Aim —
Quote every line as given.

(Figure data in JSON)

<<<<

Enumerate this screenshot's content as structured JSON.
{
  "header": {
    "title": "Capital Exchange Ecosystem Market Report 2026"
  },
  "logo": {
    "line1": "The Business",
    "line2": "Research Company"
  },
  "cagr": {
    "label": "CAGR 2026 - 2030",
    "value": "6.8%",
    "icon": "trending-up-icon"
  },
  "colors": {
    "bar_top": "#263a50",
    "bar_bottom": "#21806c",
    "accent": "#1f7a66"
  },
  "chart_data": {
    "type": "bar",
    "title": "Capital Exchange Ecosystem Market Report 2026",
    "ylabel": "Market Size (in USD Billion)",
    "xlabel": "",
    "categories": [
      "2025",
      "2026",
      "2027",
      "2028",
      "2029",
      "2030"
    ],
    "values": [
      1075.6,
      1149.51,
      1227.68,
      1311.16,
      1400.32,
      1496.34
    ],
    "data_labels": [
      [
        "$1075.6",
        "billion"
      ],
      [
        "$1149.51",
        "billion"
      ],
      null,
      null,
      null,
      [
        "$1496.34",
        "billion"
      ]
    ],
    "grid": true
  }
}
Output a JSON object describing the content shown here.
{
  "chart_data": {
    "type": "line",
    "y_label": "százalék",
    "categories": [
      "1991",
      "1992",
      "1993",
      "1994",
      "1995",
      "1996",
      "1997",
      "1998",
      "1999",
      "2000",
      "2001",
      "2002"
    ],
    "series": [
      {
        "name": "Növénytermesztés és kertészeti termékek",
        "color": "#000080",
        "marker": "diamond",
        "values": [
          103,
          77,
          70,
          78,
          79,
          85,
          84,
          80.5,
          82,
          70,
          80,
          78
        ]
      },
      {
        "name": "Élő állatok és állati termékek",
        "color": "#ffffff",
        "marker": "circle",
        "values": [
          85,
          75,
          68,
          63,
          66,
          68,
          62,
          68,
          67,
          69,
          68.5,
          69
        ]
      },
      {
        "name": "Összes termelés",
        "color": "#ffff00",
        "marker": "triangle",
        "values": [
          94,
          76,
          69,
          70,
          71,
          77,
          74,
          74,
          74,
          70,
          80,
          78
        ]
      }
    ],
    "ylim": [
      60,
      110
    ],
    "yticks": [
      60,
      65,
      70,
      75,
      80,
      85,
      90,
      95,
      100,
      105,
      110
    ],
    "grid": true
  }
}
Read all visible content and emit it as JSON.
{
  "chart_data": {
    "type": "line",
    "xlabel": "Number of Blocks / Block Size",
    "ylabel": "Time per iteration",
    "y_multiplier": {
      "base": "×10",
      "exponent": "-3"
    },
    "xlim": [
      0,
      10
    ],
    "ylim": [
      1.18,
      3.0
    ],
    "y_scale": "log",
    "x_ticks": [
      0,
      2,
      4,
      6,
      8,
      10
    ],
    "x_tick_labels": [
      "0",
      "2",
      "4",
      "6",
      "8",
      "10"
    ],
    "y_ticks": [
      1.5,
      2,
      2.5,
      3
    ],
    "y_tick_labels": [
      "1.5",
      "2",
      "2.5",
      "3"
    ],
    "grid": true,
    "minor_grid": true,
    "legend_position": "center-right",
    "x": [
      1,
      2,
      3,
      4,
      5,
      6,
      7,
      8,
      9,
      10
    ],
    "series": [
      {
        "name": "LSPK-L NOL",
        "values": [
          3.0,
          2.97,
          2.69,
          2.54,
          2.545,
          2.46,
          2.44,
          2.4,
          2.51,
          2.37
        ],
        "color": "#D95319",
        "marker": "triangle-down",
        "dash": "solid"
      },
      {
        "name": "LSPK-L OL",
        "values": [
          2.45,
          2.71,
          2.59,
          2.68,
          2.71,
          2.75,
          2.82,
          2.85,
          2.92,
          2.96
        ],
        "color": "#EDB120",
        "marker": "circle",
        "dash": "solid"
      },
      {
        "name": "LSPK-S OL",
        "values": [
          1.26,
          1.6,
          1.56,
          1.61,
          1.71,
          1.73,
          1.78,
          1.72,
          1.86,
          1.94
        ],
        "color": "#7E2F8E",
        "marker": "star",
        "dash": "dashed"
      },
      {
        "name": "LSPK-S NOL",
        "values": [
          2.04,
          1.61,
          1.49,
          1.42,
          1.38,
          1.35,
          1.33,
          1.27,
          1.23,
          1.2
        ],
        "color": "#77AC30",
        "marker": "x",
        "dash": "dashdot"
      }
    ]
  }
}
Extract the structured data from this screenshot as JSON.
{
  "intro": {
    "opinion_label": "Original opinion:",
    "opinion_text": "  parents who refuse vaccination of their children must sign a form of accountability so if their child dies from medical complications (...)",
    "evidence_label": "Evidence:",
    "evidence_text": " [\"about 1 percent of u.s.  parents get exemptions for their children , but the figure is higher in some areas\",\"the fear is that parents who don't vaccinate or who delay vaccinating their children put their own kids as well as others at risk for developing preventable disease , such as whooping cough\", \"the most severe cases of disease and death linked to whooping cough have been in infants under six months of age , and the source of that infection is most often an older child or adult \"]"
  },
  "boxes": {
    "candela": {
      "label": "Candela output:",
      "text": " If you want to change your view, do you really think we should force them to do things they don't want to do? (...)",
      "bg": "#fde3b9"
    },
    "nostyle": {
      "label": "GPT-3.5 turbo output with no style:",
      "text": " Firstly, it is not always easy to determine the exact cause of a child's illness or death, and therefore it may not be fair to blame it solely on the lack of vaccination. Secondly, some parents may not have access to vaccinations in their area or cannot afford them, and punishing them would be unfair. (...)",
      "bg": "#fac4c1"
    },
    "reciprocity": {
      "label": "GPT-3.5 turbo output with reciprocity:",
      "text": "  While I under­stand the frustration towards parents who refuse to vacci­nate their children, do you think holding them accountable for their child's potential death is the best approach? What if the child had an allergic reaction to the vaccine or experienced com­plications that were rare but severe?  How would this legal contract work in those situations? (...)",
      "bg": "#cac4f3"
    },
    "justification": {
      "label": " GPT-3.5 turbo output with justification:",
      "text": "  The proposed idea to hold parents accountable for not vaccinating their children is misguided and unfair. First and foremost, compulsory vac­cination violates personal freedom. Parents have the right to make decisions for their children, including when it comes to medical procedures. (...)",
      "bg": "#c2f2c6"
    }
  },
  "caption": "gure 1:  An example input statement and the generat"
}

>>>>

Task output —
Enumerate this screenshot's content as structured JSON.
{
  "header": {
    "title": "Capital Exchange Ecosystem Market Report 2026"
  },
  "logo": {
    "line1": "The Business",
    "line2": "Research Company"
  },
  "cagr": {
    "label": "CAGR 2026 - 2030",
    "value": "6.8%",
    "icon": "trending-up-icon"
  },
  "colors": {
    "bar_top": "#263a50",
    "bar_bottom": "#21806c",
    "accent": "#1f7a66"
  },
  "chart_data": {
    "type": "bar",
    "title": "Capital Exchange Ecosystem Market Report 2026",
    "ylabel": "Market Size (in USD Billion)",
    "xlabel": "",
    "categories": [
      "2025",
      "2026",
      "2027",
      "2028",
      "2029",
      "2030"
    ],
    "values": [
      1075.6,
      1149.51,
      1227.68,
      1311.16,
      1400.32,
      1496.34
    ],
    "data_labels": [
      [
        "$1075.6",
        "billion"
      ],
      [
        "$1149.51",
        "billion"
      ],
      null,
      null,
      null,
      [
        "$1496.34",
        "billion"
      ]
    ],
    "grid": true
  }
}
Output a JSON object describing the content shown here.
{
  "chart_data": {
    "type": "line",
    "y_label": "százalék",
    "categories": [
      "1991",
      "1992",
      "1993",
      "1994",
      "1995",
      "1996",
      "1997",
      "1998",
      "1999",
      "2000",
      "2001",
      "2002"
    ],
    "series": [
      {
        "name": "Növénytermesztés és kertészeti termékek",
        "color": "#000080",
        "marker": "diamond",
        "values": [
          103,
          77,
          70,
          78,
          79,
          85,
          84,
          80.5,
          82,
          70,
          80,
          78
        ]
      },
      {
        "name": "Élő állatok és állati termékek",
        "color": "#ffffff",
        "marker": "circle",
        "values": [
          85,
          75,
          68,
          63,
          66,
          68,
          62,
          68,
          67,
          69,
          68.5,
          69
        ]
      },
      {
        "name": "Összes termelés",
        "color": "#ffff00",
        "marker": "triangle",
        "values": [
          94,
          76,
          69,
          70,
          71,
          77,
          74,
          74,
          74,
          70,
          80,
          78
        ]
      }
    ],
    "ylim": [
      60,
      110
    ],
    "yticks": [
      60,
      65,
      70,
      75,
      80,
      85,
      90,
      95,
      100,
      105,
      110
    ],
    "grid": true
  }
}
Read all visible content and emit it as JSON.
{
  "chart_data": {
    "type": "line",
    "xlabel": "Number of Blocks / Block Size",
    "ylabel": "Time per iteration",
    "y_multiplier": {
      "base": "×10",
      "exponent": "-3"
    },
    "xlim": [
      0,
      10
    ],
    "ylim": [
      1.18,
      3.0
    ],
    "y_scale": "log",
    "x_ticks": [
      0,
      2,
      4,
      6,
      8,
      10
    ],
    "x_tick_labels": [
      "0",
      "2",
      "4",
      "6",
      "8",
      "10"
    ],
    "y_ticks": [
      1.5,
      2,
      2.5,
      3
    ],
    "y_tick_labels": [
      "1.5",
      "2",
      "2.5",
      "3"
    ],
    "grid": true,
    "minor_grid": true,
    "legend_position": "center-right",
    "x": [
      1,
      2,
      3,
      4,
      5,
      6,
      7,
      8,
      9,
      10
    ],
    "series": [
      {
        "name": "LSPK-L NOL",
        "values": [
          3.0,
          2.97,
          2.69,
          2.54,
          2.545,
          2.46,
          2.44,
          2.4,
          2.51,
          2.37
        ],
        "color": "#D95319",
        "marker": "triangle-down",
        "dash": "solid"
      },
      {
        "name": "LSPK-L OL",
        "values": [
          2.45,
          2.71,
          2.59,
          2.68,
          2.71,
          2.75,
          2.82,
          2.85,
          2.92,
          2.96
        ],
        "color": "#EDB120",
        "marker": "circle",
        "dash": "solid"
      },
      {
        "name": "LSPK-S OL",
        "values": [
          1.26,
          1.6,
          1.56,
          1.61,
          1.71,
          1.73,
          1.78,
          1.72,
          1.86,
          1.94
        ],
        "color": "#7E2F8E",
        "marker": "star",
        "dash": "dashed"
      },
      {
        "name": "LSPK-S NOL",
        "values": [
          2.04,
          1.61,
          1.49,
          1.42,
          1.38,
          1.35,
          1.33,
          1.27,
          1.23,
          1.2
        ],
        "color": "#77AC30",
        "marker": "x",
        "dash": "dashdot"
      }
    ]
  }
}
Extract the structured data from this screenshot as JSON.
{
  "intro": {
    "opinion_label": "Original opinion:",
    "opinion_text": "  parents who refuse vaccination of their children must sign a form of accountability so if their child dies from medical complications (...)",
    "evidence_label": "Evidence:",
    "evidence_text": " [\"about 1 percent of u.s.  parents get exemptions for their children , but the figure is higher in some areas\",\"the fear is that parents who don't vaccinate or who delay vaccinating their children put their own kids as well as others at risk for developing preventable disease , such as whooping cough\", \"the most severe cases of disease and death linked to whooping cough have been in infants under six months of age , and the source of that infection is most often an older child or adult \"]"
  },
  "boxes": {
    "candela": {
      "label": "Candela output:",
      "text": " If you want to change your view, do you really think we should force them to do things they don't want to do? (...)",
      "bg": "#fde3b9"
    },
    "nostyle": {
      "label": "GPT-3.5 turbo output with no style:",
      "text": " Firstly, it is not always easy to determine the exact cause of a child's illness or death, and therefore it may not be fair to blame it solely on the lack of vaccination. Secondly, some parents may not have access to vaccinations in their area or cannot afford them, and punishing them would be unfair. (...)",
      "bg": "#fac4c1"
    },
    "reciprocity": {
      "label": "GPT-3.5 turbo output with reciprocity:",
      "text": "  While I under­stand the frustration towards parents who refuse to vacci­nate their children, do you think holding them accountable for their child's potential death is the best approach? What if the child had an allergic reaction to the vaccine or experienced com­plications that were rare but severe?  How would this legal contract work in those situations? (...)",
      "bg": "#cac4f3"
    },
    "justification": {
      "label": " GPT-3.5 turbo output with justification:",
      "text": "  The proposed idea to hold parents accountable for not vaccinating their children is misguided and unfair. First and foremost, compulsory vac­cination violates personal freedom. Parents have the right to make decisions for their children, including when it comes to medical procedures. (...)",
      "bg": "#c2f2c6"
    }
  },
  "caption": "gure 1:  An example input statement and the generat"
}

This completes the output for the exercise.